Problem requirements: Print all the data, keeping every line exactly as it is.

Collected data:
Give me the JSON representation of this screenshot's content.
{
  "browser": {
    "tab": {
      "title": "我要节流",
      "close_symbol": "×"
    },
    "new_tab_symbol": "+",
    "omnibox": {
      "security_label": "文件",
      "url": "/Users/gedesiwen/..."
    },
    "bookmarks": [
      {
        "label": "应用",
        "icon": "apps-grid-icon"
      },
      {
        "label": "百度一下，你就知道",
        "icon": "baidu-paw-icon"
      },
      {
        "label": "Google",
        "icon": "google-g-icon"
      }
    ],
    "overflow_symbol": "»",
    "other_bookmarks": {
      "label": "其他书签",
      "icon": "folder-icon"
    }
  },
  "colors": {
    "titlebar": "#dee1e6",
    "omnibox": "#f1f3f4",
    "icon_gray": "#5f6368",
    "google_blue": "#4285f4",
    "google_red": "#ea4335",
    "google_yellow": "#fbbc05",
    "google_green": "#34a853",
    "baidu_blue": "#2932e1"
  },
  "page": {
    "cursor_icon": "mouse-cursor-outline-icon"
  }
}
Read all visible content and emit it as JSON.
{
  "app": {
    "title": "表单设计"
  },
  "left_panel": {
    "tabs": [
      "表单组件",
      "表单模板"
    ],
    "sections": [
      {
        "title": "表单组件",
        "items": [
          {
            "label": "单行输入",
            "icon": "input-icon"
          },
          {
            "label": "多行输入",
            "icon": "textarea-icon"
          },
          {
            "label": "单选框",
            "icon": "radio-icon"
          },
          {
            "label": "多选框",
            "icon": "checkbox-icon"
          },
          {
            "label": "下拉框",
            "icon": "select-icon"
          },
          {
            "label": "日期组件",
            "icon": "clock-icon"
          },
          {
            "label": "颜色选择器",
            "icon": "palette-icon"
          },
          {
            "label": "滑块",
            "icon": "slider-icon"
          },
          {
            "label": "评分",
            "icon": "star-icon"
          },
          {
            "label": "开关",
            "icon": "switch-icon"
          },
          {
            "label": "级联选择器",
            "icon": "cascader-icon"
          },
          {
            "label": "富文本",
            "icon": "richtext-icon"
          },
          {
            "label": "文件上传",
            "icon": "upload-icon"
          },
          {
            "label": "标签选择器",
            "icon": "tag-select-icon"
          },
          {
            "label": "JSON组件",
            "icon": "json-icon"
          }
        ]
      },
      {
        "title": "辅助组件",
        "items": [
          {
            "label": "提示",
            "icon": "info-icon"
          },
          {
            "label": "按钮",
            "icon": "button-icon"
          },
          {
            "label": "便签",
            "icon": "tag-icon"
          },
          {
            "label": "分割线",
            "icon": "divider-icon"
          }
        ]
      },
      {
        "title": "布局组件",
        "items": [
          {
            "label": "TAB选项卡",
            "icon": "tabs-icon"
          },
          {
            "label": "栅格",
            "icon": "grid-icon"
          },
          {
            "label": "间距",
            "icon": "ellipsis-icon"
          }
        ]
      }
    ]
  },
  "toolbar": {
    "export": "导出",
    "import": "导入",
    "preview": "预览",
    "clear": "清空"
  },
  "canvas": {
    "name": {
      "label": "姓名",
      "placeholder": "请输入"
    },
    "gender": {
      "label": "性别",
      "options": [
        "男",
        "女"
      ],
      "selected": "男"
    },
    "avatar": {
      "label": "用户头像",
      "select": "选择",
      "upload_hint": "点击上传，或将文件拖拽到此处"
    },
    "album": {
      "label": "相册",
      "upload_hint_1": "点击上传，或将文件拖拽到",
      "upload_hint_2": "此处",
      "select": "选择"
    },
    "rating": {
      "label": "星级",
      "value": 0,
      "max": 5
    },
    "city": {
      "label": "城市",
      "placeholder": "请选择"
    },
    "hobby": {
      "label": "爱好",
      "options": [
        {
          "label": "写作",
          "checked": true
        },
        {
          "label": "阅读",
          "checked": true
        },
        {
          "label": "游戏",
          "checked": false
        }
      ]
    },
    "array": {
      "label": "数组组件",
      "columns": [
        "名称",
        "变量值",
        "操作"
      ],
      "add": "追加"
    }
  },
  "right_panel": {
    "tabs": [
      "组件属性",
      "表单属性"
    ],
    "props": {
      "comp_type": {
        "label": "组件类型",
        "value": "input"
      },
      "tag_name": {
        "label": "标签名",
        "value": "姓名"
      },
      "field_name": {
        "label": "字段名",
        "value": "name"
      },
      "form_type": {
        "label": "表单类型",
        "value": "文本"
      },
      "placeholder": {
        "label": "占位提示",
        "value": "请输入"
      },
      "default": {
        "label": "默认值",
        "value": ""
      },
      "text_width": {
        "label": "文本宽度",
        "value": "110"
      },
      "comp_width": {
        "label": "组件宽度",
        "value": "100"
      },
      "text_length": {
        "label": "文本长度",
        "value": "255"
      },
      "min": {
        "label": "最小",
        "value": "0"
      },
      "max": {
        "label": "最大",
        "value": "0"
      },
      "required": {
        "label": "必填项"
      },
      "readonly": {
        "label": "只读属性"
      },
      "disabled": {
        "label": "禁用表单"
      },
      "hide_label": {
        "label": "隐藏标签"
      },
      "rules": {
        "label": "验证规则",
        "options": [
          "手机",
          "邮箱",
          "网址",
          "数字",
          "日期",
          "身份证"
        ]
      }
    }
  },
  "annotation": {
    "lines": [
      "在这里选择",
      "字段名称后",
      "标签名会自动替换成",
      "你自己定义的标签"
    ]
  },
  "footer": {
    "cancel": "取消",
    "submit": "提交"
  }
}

Complete answer:
Give me the JSON representation of this screenshot's content.
{
  "browser": {
    "tab": {
      "title": "我要节流",
      "close_symbol": "×"
    },
    "new_tab_symbol": "+",
    "omnibox": {
      "security_label": "文件",
      "url": "/Users/gedesiwen/..."
    },
    "bookmarks": [
      {
        "label": "应用",
        "icon": "apps-grid-icon"
      },
      {
        "label": "百度一下，你就知道",
        "icon": "baidu-paw-icon"
      },
      {
        "label": "Google",
        "icon": "google-g-icon"
      }
    ],
    "overflow_symbol": "»",
    "other_bookmarks": {
      "label": "其他书签",
      "icon": "folder-icon"
    }
  },
  "colors": {
    "titlebar": "#dee1e6",
    "omnibox": "#f1f3f4",
    "icon_gray": "#5f6368",
    "google_blue": "#4285f4",
    "google_red": "#ea4335",
    "google_yellow": "#fbbc05",
    "google_green": "#34a853",
    "baidu_blue": "#2932e1"
  },
  "page": {
    "cursor_icon": "mouse-cursor-outline-icon"
  }
}
Read all visible content and emit it as JSON.
{
  "app": {
    "title": "表单设计"
  },
  "left_panel": {
    "tabs": [
      "表单组件",
      "表单模板"
    ],
    "sections": [
      {
        "title": "表单组件",
        "items": [
          {
            "label": "单行输入",
            "icon": "input-icon"
          },
          {
            "label": "多行输入",
            "icon": "textarea-icon"
          },
          {
            "label": "单选框",
            "icon": "radio-icon"
          },
          {
            "label": "多选框",
            "icon": "checkbox-icon"
          },
          {
            "label": "下拉框",
            "icon": "select-icon"
          },
          {
            "label": "日期组件",
            "icon": "clock-icon"
          },
          {
            "label": "颜色选择器",
            "icon": "palette-icon"
          },
          {
            "label": "滑块",
            "icon": "slider-icon"
          },
          {
            "label": "评分",
            "icon": "star-icon"
          },
          {
            "label": "开关",
            "icon": "switch-icon"
          },
          {
            "label": "级联选择器",
            "icon": "cascader-icon"
          },
          {
            "label": "富文本",
            "icon": "richtext-icon"
          },
          {
            "label": "文件上传",
            "icon": "upload-icon"
          },
          {
            "label": "标签选择器",
            "icon": "tag-select-icon"
          },
          {
            "label": "JSON组件",
            "icon": "json-icon"
          }
        ]
      },
      {
        "title": "辅助组件",
        "items": [
          {
            "label": "提示",
            "icon": "info-icon"
          },
          {
            "label": "按钮",
            "icon": "button-icon"
          },
          {
            "label": "便签",
            "icon": "tag-icon"
          },
          {
            "label": "分割线",
            "icon": "divider-icon"
          }
        ]
      },
      {
        "title": "布局组件",
        "items": [
          {
            "label": "TAB选项卡",
            "icon": "tabs-icon"
          },
          {
            "label": "栅格",
            "icon": "grid-icon"
          },
          {
            "label": "间距",
            "icon": "ellipsis-icon"
          }
        ]
      }
    ]
  },
  "toolbar": {
    "export": "导出",
    "import": "导入",
    "preview": "预览",
    "clear": "清空"
  },
  "canvas": {
    "name": {
      "label": "姓名",
      "placeholder": "请输入"
    },
    "gender": {
      "label": "性别",
      "options": [
        "男",
        "女"
      ],
      "selected": "男"
    },
    "avatar": {
      "label": "用户头像",
      "select": "选择",
      "upload_hint": "点击上传，或将文件拖拽到此处"
    },
    "album": {
      "label": "相册",
      "upload_hint_1": "点击上传，或将文件拖拽到",
      "upload_hint_2": "此处",
      "select": "选择"
    },
    "rating": {
      "label": "星级",
      "value": 0,
      "max": 5
    },
    "city": {
      "label": "城市",
      "placeholder": "请选择"
    },
    "hobby": {
      "label": "爱好",
      "options": [
        {
          "label": "写作",
          "checked": true
        },
        {
          "label": "阅读",
          "checked": true
        },
        {
          "label": "游戏",
          "checked": false
        }
      ]
    },
    "array": {
      "label": "数组组件",
      "columns": [
        "名称",
        "变量值",
        "操作"
      ],
      "add": "追加"
    }
  },
  "right_panel": {
    "tabs": [
      "组件属性",
      "表单属性"
    ],
    "props": {
      "comp_type": {
        "label": "组件类型",
        "value": "input"
      },
      "tag_name": {
        "label": "标签名",
        "value": "姓名"
      },
      "field_name": {
        "label": "字段名",
        "value": "name"
      },
      "form_type": {
        "label": "表单类型",
        "value": "文本"
      },
      "placeholder": {
        "label": "占位提示",
        "value": "请输入"
      },
      "default": {
        "label": "默认值",
        "value": ""
      },
      "text_width": {
        "label": "文本宽度",
        "value": "110"
      },
      "comp_width": {
        "label": "组件宽度",
        "value": "100"
      },
      "text_length": {
        "label": "文本长度",
        "value": "255"
      },
      "min": {
        "label": "最小",
        "value": "0"
      },
      "max": {
        "label": "最大",
        "value": "0"
      },
      "required": {
        "label": "必填项"
      },
      "readonly": {
        "label": "只读属性"
      },
      "disabled": {
        "label": "禁用表单"
      },
      "hide_label": {
        "label": "隐藏标签"
      },
      "rules": {
        "label": "验证规则",
        "options": [
          "手机",
          "邮箱",
          "网址",
          "数字",
          "日期",
          "身份证"
        ]
      }
    }
  },
  "annotation": {
    "lines": [
      "在这里选择",
      "字段名称后",
      "标签名会自动替换成",
      "你自己定义的标签"
    ]
  },
  "footer": {
    "cancel": "取消",
    "submit": "提交"
  }
}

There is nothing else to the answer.